→ **Your task**
From the listing below, pull out every line where the string "Testét" appears.

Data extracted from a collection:
-*-

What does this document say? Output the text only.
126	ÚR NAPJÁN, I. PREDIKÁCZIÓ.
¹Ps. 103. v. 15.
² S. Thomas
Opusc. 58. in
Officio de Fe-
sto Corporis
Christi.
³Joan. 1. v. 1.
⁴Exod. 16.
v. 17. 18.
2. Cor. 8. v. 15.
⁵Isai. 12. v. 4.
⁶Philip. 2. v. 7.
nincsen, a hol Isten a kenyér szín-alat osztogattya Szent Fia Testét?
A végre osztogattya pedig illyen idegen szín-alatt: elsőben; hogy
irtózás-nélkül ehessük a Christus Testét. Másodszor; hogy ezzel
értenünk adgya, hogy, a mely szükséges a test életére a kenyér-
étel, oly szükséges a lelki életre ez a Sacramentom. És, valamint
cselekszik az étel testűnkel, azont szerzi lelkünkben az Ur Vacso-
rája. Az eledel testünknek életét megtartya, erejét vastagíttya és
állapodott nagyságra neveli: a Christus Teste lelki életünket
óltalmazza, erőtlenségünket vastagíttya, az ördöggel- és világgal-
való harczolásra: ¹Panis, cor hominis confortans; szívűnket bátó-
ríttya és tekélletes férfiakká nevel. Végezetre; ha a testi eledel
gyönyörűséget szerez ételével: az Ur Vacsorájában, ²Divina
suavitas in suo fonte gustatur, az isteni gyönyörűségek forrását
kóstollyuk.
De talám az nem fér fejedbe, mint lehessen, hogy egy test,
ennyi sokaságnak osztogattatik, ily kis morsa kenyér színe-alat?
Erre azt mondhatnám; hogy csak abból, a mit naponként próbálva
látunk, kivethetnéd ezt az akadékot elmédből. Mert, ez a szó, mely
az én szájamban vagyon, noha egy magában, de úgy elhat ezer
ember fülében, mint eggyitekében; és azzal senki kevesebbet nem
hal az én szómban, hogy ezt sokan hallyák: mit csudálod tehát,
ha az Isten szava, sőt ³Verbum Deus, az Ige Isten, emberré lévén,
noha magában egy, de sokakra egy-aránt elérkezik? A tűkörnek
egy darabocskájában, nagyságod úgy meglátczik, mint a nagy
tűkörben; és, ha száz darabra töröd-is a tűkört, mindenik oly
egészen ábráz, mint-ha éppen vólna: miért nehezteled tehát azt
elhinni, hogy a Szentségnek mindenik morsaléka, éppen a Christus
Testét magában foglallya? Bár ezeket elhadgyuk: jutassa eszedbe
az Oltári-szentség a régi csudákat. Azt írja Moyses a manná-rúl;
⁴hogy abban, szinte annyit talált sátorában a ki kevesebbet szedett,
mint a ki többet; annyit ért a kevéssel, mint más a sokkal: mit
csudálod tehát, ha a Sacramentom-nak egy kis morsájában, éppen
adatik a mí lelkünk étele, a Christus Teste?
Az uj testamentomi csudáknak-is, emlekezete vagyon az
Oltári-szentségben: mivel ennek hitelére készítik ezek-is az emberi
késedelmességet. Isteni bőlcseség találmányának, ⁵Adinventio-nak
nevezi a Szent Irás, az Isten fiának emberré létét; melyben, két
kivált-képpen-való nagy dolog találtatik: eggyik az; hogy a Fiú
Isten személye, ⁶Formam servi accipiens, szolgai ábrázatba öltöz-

-*-

→ **Exercise answer**
nincsen, a hol Isten a kenyér szín-alat osztogattya Szent Fia Testét?
irtózás-nélkül ehessük a Christus Testét. Másodszor; hogy ezzel
Testét magában foglallya? Bár ezeket elhadgyuk: jutassa eszedbe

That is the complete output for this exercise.